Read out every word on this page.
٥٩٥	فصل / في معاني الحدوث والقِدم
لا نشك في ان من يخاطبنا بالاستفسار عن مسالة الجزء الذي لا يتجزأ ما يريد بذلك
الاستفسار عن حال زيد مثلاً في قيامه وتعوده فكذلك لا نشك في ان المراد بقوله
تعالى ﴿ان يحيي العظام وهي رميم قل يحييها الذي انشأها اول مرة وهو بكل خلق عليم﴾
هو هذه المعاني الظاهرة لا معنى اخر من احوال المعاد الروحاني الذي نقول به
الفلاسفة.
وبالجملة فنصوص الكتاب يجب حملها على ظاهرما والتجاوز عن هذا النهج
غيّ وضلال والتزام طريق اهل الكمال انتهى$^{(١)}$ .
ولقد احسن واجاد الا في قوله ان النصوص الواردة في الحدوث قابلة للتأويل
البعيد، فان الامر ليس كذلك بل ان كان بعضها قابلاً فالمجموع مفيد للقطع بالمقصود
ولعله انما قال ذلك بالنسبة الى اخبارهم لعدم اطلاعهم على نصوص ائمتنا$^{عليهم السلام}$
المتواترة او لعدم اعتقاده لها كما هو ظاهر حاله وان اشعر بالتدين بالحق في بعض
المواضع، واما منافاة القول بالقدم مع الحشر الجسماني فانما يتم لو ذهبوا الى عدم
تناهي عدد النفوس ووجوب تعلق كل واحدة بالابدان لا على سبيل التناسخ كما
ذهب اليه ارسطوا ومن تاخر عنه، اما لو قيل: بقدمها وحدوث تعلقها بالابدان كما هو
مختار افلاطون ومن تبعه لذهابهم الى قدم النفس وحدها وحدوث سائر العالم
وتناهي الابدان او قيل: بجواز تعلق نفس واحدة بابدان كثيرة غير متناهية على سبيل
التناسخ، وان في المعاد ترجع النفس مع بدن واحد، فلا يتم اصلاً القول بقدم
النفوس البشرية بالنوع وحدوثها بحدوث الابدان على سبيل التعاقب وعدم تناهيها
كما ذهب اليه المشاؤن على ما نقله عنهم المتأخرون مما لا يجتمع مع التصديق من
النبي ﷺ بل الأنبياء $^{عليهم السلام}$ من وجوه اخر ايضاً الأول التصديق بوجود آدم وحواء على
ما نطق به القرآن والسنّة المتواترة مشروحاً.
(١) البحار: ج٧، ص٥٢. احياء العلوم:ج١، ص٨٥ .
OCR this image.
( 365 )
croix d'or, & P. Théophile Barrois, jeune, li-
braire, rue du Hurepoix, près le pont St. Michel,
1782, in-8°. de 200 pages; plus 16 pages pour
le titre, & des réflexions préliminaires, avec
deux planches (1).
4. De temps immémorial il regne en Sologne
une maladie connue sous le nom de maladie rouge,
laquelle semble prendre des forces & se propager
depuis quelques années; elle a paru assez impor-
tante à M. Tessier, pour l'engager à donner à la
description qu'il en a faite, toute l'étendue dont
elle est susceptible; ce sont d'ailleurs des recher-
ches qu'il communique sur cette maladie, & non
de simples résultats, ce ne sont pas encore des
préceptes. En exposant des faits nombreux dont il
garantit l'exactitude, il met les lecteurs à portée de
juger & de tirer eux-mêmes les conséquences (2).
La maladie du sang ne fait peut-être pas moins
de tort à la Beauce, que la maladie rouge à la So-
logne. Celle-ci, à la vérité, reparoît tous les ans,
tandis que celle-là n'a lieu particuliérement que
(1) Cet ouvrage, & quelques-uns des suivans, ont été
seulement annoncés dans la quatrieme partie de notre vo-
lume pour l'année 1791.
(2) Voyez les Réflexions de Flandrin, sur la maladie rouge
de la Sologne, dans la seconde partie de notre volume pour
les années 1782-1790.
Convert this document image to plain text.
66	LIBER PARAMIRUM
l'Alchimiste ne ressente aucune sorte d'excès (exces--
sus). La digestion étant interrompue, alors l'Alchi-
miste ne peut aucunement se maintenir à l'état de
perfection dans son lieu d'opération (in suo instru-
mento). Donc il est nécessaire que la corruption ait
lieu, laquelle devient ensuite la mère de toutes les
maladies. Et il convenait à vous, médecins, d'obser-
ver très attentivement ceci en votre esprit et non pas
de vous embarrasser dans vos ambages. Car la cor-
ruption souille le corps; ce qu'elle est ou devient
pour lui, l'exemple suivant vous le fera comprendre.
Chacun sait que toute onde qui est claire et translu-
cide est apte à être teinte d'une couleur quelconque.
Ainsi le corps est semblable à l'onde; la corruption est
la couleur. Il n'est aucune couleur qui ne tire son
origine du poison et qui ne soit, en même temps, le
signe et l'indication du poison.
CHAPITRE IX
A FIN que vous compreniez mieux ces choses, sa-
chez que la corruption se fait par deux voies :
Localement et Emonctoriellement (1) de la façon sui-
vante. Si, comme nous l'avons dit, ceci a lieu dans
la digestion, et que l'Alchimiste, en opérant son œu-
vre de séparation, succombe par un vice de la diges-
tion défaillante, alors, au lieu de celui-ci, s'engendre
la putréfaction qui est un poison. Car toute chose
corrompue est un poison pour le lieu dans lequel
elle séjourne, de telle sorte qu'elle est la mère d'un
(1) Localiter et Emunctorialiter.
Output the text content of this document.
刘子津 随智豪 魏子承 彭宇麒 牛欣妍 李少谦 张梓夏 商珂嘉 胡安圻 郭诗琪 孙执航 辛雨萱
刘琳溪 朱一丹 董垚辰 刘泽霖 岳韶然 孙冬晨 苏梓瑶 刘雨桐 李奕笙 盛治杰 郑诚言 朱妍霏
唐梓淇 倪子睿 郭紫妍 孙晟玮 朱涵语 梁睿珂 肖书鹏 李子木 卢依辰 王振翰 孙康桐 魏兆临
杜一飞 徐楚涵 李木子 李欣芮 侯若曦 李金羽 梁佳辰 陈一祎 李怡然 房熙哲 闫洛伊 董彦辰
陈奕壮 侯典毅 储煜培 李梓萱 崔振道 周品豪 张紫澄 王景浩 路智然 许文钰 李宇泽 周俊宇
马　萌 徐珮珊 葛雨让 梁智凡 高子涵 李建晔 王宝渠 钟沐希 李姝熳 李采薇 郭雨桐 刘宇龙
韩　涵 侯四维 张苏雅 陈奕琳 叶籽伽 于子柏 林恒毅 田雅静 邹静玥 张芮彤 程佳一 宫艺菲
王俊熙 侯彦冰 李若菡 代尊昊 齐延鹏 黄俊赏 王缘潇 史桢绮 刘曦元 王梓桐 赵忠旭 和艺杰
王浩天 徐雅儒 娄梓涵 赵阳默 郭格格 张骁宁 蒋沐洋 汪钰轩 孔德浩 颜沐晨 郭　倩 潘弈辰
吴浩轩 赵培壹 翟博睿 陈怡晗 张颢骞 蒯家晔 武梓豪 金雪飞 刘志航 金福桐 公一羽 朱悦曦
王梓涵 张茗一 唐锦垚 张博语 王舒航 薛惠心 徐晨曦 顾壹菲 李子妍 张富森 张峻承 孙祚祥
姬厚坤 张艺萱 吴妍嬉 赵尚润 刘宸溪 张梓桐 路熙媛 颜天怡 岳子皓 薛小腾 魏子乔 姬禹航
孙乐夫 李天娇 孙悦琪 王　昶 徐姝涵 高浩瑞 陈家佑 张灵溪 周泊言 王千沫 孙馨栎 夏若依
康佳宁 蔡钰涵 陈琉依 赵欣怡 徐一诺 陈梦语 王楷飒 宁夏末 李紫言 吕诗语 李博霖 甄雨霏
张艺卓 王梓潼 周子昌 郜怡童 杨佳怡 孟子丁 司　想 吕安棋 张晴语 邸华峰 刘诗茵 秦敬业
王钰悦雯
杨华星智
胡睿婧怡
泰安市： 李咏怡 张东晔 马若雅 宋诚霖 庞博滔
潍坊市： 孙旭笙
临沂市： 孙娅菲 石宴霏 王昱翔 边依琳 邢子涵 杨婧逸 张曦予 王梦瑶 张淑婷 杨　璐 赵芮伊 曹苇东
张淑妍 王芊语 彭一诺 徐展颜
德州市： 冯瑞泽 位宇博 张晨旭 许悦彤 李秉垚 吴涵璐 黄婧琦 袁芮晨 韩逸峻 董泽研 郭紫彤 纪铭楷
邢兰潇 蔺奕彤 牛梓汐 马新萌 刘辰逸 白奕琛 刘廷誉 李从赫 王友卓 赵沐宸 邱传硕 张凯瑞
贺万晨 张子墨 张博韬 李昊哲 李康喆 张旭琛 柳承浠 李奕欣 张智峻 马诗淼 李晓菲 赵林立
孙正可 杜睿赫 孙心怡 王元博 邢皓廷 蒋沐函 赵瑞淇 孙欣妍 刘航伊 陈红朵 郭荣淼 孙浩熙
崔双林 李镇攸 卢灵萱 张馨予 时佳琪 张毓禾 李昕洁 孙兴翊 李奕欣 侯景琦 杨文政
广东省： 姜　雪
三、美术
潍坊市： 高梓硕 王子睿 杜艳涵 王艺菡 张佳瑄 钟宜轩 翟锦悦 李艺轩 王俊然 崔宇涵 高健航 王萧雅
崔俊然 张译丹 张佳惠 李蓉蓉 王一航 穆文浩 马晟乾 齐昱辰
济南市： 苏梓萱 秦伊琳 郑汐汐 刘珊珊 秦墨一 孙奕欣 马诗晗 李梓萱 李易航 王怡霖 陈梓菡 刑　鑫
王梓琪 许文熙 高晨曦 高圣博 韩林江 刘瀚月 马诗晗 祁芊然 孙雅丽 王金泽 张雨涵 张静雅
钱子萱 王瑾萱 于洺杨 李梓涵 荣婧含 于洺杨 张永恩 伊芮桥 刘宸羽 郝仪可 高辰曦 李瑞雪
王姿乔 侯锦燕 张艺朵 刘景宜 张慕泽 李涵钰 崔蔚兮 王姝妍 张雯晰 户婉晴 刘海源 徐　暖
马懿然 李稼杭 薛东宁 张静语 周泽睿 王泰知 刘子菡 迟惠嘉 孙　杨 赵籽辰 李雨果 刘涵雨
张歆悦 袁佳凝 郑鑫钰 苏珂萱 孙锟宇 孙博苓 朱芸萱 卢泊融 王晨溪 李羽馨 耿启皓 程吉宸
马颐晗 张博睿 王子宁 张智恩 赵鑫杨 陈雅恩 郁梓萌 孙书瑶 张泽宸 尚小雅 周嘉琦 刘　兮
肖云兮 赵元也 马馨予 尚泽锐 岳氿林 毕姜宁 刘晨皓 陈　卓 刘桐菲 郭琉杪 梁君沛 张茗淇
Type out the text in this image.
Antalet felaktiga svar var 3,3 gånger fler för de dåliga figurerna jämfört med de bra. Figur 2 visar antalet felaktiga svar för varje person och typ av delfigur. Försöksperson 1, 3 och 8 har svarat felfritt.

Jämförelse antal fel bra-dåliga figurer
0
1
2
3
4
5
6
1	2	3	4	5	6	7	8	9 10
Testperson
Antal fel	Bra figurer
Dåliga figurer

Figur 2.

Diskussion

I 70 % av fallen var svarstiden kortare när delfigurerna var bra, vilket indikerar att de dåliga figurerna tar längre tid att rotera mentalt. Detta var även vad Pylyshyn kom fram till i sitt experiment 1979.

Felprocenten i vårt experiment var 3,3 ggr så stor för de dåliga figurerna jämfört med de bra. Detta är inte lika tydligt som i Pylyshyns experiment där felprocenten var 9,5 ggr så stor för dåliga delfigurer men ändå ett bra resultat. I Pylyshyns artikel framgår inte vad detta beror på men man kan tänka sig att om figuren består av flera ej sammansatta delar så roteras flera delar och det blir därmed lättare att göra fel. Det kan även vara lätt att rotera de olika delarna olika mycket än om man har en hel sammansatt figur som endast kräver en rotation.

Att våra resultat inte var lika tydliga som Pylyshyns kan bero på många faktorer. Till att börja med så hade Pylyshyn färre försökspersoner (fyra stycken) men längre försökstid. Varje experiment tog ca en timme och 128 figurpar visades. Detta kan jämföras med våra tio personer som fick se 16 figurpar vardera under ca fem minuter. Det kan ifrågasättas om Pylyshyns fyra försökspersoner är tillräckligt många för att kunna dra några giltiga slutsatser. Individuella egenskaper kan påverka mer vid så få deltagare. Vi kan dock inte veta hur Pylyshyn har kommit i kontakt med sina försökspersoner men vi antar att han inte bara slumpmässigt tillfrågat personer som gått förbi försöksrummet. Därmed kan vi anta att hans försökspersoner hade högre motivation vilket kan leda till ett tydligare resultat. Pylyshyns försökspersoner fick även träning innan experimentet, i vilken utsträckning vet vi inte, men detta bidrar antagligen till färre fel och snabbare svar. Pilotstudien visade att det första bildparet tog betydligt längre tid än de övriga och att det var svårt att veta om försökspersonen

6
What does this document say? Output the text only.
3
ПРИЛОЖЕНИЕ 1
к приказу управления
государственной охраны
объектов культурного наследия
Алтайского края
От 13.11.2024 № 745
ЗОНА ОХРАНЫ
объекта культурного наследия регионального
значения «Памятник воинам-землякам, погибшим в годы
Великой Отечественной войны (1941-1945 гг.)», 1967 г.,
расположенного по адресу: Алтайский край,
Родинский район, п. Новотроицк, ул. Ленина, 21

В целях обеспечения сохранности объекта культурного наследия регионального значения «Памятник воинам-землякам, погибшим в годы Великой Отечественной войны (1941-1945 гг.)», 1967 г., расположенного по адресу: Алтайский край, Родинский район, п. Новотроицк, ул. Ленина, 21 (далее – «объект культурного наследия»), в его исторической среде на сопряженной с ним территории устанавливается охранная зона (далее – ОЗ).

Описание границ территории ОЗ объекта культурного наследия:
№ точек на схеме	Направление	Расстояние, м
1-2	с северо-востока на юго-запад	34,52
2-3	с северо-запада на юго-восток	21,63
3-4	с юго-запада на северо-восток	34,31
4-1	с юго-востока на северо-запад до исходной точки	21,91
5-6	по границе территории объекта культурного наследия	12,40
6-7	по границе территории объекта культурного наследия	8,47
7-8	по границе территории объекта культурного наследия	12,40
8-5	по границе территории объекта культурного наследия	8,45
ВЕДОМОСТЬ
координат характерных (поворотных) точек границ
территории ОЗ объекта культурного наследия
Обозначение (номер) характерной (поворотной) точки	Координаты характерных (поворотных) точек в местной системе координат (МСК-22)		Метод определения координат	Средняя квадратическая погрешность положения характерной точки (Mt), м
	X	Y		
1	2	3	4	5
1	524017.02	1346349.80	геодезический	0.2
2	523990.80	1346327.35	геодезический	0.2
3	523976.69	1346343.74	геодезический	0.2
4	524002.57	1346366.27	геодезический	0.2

********************

■ REQUIRED TASK ■
Lines containing the string "partie" are to be selected and copied.

■ EXERCISE ANSWER ■
seulement annoncés dans la quatrieme partie de notre vo-
de la Sologne, dans la seconde partie de notre volume pour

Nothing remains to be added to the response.